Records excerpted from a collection
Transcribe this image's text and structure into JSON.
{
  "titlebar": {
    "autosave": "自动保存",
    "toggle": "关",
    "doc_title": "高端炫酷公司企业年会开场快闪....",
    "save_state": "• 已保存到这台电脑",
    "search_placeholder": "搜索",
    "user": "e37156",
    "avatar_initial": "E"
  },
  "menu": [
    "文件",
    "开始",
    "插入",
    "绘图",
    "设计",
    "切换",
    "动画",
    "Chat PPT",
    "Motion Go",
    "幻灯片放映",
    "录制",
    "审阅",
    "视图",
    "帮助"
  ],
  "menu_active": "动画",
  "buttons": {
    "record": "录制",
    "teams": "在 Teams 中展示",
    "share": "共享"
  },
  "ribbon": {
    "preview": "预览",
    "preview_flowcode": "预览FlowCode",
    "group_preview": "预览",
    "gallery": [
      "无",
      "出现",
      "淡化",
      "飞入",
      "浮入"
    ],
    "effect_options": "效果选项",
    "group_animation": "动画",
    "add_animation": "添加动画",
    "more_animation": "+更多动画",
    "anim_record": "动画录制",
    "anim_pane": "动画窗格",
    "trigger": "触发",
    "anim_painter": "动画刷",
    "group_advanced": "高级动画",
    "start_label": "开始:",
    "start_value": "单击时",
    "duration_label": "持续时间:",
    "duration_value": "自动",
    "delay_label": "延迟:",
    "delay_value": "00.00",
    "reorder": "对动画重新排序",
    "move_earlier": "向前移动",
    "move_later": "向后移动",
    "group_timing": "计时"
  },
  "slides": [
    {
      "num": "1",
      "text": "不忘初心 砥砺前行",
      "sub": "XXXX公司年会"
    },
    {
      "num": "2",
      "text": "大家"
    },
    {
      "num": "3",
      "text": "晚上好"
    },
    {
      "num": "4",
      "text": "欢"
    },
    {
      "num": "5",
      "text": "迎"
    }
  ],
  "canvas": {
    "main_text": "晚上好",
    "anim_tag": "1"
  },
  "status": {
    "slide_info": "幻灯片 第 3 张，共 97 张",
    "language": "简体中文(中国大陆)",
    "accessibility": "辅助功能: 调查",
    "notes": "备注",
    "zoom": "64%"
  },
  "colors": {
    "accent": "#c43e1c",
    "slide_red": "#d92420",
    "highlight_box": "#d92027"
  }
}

§ What is expected
Output each record precisely as given.

§ Full solution
Transcribe this image's text and structure into JSON.
{
  "titlebar": {
    "autosave": "自动保存",
    "toggle": "关",
    "doc_title": "高端炫酷公司企业年会开场快闪....",
    "save_state": "• 已保存到这台电脑",
    "search_placeholder": "搜索",
    "user": "e37156",
    "avatar_initial": "E"
  },
  "menu": [
    "文件",
    "开始",
    "插入",
    "绘图",
    "设计",
    "切换",
    "动画",
    "Chat PPT",
    "Motion Go",
    "幻灯片放映",
    "录制",
    "审阅",
    "视图",
    "帮助"
  ],
  "menu_active": "动画",
  "buttons": {
    "record": "录制",
    "teams": "在 Teams 中展示",
    "share": "共享"
  },
  "ribbon": {
    "preview": "预览",
    "preview_flowcode": "预览FlowCode",
    "group_preview": "预览",
    "gallery": [
      "无",
      "出现",
      "淡化",
      "飞入",
      "浮入"
    ],
    "effect_options": "效果选项",
    "group_animation": "动画",
    "add_animation": "添加动画",
    "more_animation": "+更多动画",
    "anim_record": "动画录制",
    "anim_pane": "动画窗格",
    "trigger": "触发",
    "anim_painter": "动画刷",
    "group_advanced": "高级动画",
    "start_label": "开始:",
    "start_value": "单击时",
    "duration_label": "持续时间:",
    "duration_value": "自动",
    "delay_label": "延迟:",
    "delay_value": "00.00",
    "reorder": "对动画重新排序",
    "move_earlier": "向前移动",
    "move_later": "向后移动",
    "group_timing": "计时"
  },
  "slides": [
    {
      "num": "1",
      "text": "不忘初心 砥砺前行",
      "sub": "XXXX公司年会"
    },
    {
      "num": "2",
      "text": "大家"
    },
    {
      "num": "3",
      "text": "晚上好"
    },
    {
      "num": "4",
      "text": "欢"
    },
    {
      "num": "5",
      "text": "迎"
    }
  ],
  "canvas": {
    "main_text": "晚上好",
    "anim_tag": "1"
  },
  "status": {
    "slide_info": "幻灯片 第 3 张，共 97 张",
    "language": "简体中文(中国大陆)",
    "accessibility": "辅助功能: 调查",
    "notes": "备注",
    "zoom": "64%"
  },
  "colors": {
    "accent": "#c43e1c",
    "slide_red": "#d92420",
    "highlight_box": "#d92027"
  }
}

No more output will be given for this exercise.